(Instructions for the task): Output every record word for word.

(Material for the task):
---+---
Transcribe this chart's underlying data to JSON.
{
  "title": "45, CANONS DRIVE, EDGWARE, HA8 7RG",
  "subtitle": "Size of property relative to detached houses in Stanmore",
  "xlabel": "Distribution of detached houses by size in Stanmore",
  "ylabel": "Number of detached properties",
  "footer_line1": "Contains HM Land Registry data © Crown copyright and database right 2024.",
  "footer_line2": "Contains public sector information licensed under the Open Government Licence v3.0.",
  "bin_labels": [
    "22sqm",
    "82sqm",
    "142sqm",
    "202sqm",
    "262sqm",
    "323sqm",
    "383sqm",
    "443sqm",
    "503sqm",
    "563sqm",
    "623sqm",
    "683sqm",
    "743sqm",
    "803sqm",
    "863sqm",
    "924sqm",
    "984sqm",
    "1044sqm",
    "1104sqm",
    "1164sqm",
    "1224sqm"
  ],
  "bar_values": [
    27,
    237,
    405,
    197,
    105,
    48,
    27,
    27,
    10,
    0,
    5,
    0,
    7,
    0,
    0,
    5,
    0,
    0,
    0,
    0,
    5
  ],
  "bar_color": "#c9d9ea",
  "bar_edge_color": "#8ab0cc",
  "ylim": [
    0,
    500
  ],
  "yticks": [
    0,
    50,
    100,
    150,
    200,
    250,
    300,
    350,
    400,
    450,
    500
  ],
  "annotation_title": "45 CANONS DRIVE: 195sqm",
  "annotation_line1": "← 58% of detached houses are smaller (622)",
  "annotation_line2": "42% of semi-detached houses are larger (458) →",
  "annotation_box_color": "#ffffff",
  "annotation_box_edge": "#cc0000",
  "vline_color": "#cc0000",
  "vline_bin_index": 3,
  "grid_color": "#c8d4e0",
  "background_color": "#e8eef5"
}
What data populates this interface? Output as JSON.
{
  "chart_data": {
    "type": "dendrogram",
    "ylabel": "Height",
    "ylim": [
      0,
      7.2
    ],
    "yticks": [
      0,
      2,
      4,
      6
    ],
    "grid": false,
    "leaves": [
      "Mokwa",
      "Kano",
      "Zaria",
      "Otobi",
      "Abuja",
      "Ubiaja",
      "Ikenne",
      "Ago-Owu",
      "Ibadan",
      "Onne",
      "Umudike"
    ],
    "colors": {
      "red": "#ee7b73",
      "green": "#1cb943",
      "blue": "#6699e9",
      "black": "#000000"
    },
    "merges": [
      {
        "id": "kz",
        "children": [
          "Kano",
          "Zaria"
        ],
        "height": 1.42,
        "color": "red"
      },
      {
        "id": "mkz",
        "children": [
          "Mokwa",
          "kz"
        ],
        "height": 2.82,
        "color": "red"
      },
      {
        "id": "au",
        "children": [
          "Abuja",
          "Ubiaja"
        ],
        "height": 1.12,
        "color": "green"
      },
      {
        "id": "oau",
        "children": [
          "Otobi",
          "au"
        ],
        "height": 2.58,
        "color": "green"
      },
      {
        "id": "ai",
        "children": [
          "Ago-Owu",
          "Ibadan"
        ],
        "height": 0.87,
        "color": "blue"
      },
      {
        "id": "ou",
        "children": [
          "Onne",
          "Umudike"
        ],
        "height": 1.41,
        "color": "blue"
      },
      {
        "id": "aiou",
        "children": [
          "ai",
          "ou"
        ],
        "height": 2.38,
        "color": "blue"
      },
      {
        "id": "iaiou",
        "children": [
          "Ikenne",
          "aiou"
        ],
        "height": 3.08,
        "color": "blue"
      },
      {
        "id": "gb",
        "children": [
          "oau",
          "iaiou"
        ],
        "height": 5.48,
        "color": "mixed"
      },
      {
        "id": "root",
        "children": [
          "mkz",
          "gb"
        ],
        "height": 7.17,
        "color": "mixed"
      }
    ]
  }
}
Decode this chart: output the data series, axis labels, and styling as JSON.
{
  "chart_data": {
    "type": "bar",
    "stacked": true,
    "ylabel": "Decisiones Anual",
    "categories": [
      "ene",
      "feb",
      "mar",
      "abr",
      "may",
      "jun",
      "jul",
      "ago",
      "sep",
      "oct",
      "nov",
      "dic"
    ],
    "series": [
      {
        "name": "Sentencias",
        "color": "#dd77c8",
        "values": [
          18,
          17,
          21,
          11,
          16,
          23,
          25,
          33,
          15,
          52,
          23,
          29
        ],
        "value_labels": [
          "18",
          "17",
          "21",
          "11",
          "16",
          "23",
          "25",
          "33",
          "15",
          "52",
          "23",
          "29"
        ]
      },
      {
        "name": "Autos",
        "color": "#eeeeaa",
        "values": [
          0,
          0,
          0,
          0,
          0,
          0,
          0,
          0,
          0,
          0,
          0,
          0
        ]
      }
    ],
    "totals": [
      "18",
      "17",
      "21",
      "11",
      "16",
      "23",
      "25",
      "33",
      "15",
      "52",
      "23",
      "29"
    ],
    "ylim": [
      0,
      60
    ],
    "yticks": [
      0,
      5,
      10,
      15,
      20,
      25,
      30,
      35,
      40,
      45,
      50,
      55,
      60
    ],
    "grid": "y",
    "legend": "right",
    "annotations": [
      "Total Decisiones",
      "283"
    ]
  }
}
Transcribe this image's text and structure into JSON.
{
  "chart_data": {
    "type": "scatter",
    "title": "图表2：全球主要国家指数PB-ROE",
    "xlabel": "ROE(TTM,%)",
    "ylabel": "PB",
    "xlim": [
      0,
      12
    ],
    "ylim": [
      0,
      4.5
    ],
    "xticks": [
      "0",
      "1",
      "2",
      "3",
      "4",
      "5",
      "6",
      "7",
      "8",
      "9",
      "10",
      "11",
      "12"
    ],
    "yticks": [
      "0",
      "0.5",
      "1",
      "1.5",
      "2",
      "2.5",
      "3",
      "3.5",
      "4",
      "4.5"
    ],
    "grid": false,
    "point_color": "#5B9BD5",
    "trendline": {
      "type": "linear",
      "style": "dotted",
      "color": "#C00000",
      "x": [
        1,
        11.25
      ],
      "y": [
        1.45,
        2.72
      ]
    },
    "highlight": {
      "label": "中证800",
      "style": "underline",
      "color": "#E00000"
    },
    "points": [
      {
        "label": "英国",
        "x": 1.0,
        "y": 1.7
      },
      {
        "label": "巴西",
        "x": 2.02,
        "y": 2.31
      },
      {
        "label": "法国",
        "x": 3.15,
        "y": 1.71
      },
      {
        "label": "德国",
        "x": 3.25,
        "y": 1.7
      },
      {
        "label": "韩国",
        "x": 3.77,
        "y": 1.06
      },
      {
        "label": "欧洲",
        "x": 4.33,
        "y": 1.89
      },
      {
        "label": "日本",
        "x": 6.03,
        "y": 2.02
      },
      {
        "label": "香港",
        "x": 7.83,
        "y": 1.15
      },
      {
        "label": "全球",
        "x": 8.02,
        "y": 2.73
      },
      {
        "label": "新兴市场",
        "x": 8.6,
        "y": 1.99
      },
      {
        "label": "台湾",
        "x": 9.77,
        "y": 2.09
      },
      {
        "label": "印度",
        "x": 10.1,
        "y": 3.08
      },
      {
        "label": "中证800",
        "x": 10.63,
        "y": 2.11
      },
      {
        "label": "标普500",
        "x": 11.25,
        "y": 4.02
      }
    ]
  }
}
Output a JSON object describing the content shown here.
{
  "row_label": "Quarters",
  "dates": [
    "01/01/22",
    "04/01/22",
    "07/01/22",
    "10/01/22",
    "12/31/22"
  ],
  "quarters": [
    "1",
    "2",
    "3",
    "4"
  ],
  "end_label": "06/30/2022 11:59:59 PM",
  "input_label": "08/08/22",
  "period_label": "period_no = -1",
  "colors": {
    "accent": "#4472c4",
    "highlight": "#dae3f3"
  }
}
---+---
(Problem solution):
Transcribe this chart's underlying data to JSON.
{
  "title": "45, CANONS DRIVE, EDGWARE, HA8 7RG",
  "subtitle": "Size of property relative to detached houses in Stanmore",
  "xlabel": "Distribution of detached houses by size in Stanmore",
  "ylabel": "Number of detached properties",
  "footer_line1": "Contains HM Land Registry data © Crown copyright and database right 2024.",
  "footer_line2": "Contains public sector information licensed under the Open Government Licence v3.0.",
  "bin_labels": [
    "22sqm",
    "82sqm",
    "142sqm",
    "202sqm",
    "262sqm",
    "323sqm",
    "383sqm",
    "443sqm",
    "503sqm",
    "563sqm",
    "623sqm",
    "683sqm",
    "743sqm",
    "803sqm",
    "863sqm",
    "924sqm",
    "984sqm",
    "1044sqm",
    "1104sqm",
    "1164sqm",
    "1224sqm"
  ],
  "bar_values": [
    27,
    237,
    405,
    197,
    105,
    48,
    27,
    27,
    10,
    0,
    5,
    0,
    7,
    0,
    0,
    5,
    0,
    0,
    0,
    0,
    5
  ],
  "bar_color": "#c9d9ea",
  "bar_edge_color": "#8ab0cc",
  "ylim": [
    0,
    500
  ],
  "yticks": [
    0,
    50,
    100,
    150,
    200,
    250,
    300,
    350,
    400,
    450,
    500
  ],
  "annotation_title": "45 CANONS DRIVE: 195sqm",
  "annotation_line1": "← 58% of detached houses are smaller (622)",
  "annotation_line2": "42% of semi-detached houses are larger (458) →",
  "annotation_box_color": "#ffffff",
  "annotation_box_edge": "#cc0000",
  "vline_color": "#cc0000",
  "vline_bin_index": 3,
  "grid_color": "#c8d4e0",
  "background_color": "#e8eef5"
}
What data populates this interface? Output as JSON.
{
  "chart_data": {
    "type": "dendrogram",
    "ylabel": "Height",
    "ylim": [
      0,
      7.2
    ],
    "yticks": [
      0,
      2,
      4,
      6
    ],
    "grid": false,
    "leaves": [
      "Mokwa",
      "Kano",
      "Zaria",
      "Otobi",
      "Abuja",
      "Ubiaja",
      "Ikenne",
      "Ago-Owu",
      "Ibadan",
      "Onne",
      "Umudike"
    ],
    "colors": {
      "red": "#ee7b73",
      "green": "#1cb943",
      "blue": "#6699e9",
      "black": "#000000"
    },
    "merges": [
      {
        "id": "kz",
        "children": [
          "Kano",
          "Zaria"
        ],
        "height": 1.42,
        "color": "red"
      },
      {
        "id": "mkz",
        "children": [
          "Mokwa",
          "kz"
        ],
        "height": 2.82,
        "color": "red"
      },
      {
        "id": "au",
        "children": [
          "Abuja",
          "Ubiaja"
        ],
        "height": 1.12,
        "color": "green"
      },
      {
        "id": "oau",
        "children": [
          "Otobi",
          "au"
        ],
        "height": 2.58,
        "color": "green"
      },
      {
        "id": "ai",
        "children": [
          "Ago-Owu",
          "Ibadan"
        ],
        "height": 0.87,
        "color": "blue"
      },
      {
        "id": "ou",
        "children": [
          "Onne",
          "Umudike"
        ],
        "height": 1.41,
        "color": "blue"
      },
      {
        "id": "aiou",
        "children": [
          "ai",
          "ou"
        ],
        "height": 2.38,
        "color": "blue"
      },
      {
        "id": "iaiou",
        "children": [
          "Ikenne",
          "aiou"
        ],
        "height": 3.08,
        "color": "blue"
      },
      {
        "id": "gb",
        "children": [
          "oau",
          "iaiou"
        ],
        "height": 5.48,
        "color": "mixed"
      },
      {
        "id": "root",
        "children": [
          "mkz",
          "gb"
        ],
        "height": 7.17,
        "color": "mixed"
      }
    ]
  }
}
Decode this chart: output the data series, axis labels, and styling as JSON.
{
  "chart_data": {
    "type": "bar",
    "stacked": true,
    "ylabel": "Decisiones Anual",
    "categories": [
      "ene",
      "feb",
      "mar",
      "abr",
      "may",
      "jun",
      "jul",
      "ago",
      "sep",
      "oct",
      "nov",
      "dic"
    ],
    "series": [
      {
        "name": "Sentencias",
        "color": "#dd77c8",
        "values": [
          18,
          17,
          21,
          11,
          16,
          23,
          25,
          33,
          15,
          52,
          23,
          29
        ],
        "value_labels": [
          "18",
          "17",
          "21",
          "11",
          "16",
          "23",
          "25",
          "33",
          "15",
          "52",
          "23",
          "29"
        ]
      },
      {
        "name": "Autos",
        "color": "#eeeeaa",
        "values": [
          0,
          0,
          0,
          0,
          0,
          0,
          0,
          0,
          0,
          0,
          0,
          0
        ]
      }
    ],
    "totals": [
      "18",
      "17",
      "21",
      "11",
      "16",
      "23",
      "25",
      "33",
      "15",
      "52",
      "23",
      "29"
    ],
    "ylim": [
      0,
      60
    ],
    "yticks": [
      0,
      5,
      10,
      15,
      20,
      25,
      30,
      35,
      40,
      45,
      50,
      55,
      60
    ],
    "grid": "y",
    "legend": "right",
    "annotations": [
      "Total Decisiones",
      "283"
    ]
  }
}
Transcribe this image's text and structure into JSON.
{
  "chart_data": {
    "type": "scatter",
    "title": "图表2：全球主要国家指数PB-ROE",
    "xlabel": "ROE(TTM,%)",
    "ylabel": "PB",
    "xlim": [
      0,
      12
    ],
    "ylim": [
      0,
      4.5
    ],
    "xticks": [
      "0",
      "1",
      "2",
      "3",
      "4",
      "5",
      "6",
      "7",
      "8",
      "9",
      "10",
      "11",
      "12"
    ],
    "yticks": [
      "0",
      "0.5",
      "1",
      "1.5",
      "2",
      "2.5",
      "3",
      "3.5",
      "4",
      "4.5"
    ],
    "grid": false,
    "point_color": "#5B9BD5",
    "trendline": {
      "type": "linear",
      "style": "dotted",
      "color": "#C00000",
      "x": [
        1,
        11.25
      ],
      "y": [
        1.45,
        2.72
      ]
    },
    "highlight": {
      "label": "中证800",
      "style": "underline",
      "color": "#E00000"
    },
    "points": [
      {
        "label": "英国",
        "x": 1.0,
        "y": 1.7
      },
      {
        "label": "巴西",
        "x": 2.02,
        "y": 2.31
      },
      {
        "label": "法国",
        "x": 3.15,
        "y": 1.71
      },
      {
        "label": "德国",
        "x": 3.25,
        "y": 1.7
      },
      {
        "label": "韩国",
        "x": 3.77,
        "y": 1.06
      },
      {
        "label": "欧洲",
        "x": 4.33,
        "y": 1.89
      },
      {
        "label": "日本",
        "x": 6.03,
        "y": 2.02
      },
      {
        "label": "香港",
        "x": 7.83,
        "y": 1.15
      },
      {
        "label": "全球",
        "x": 8.02,
        "y": 2.73
      },
      {
        "label": "新兴市场",
        "x": 8.6,
        "y": 1.99
      },
      {
        "label": "台湾",
        "x": 9.77,
        "y": 2.09
      },
      {
        "label": "印度",
        "x": 10.1,
        "y": 3.08
      },
      {
        "label": "中证800",
        "x": 10.63,
        "y": 2.11
      },
      {
        "label": "标普500",
        "x": 11.25,
        "y": 4.02
      }
    ]
  }
}
Output a JSON object describing the content shown here.
{
  "row_label": "Quarters",
  "dates": [
    "01/01/22",
    "04/01/22",
    "07/01/22",
    "10/01/22",
    "12/31/22"
  ],
  "quarters": [
    "1",
    "2",
    "3",
    "4"
  ],
  "end_label": "06/30/2022 11:59:59 PM",
  "input_label": "08/08/22",
  "period_label": "period_no = -1",
  "colors": {
    "accent": "#4472c4",
    "highlight": "#dae3f3"
  }
}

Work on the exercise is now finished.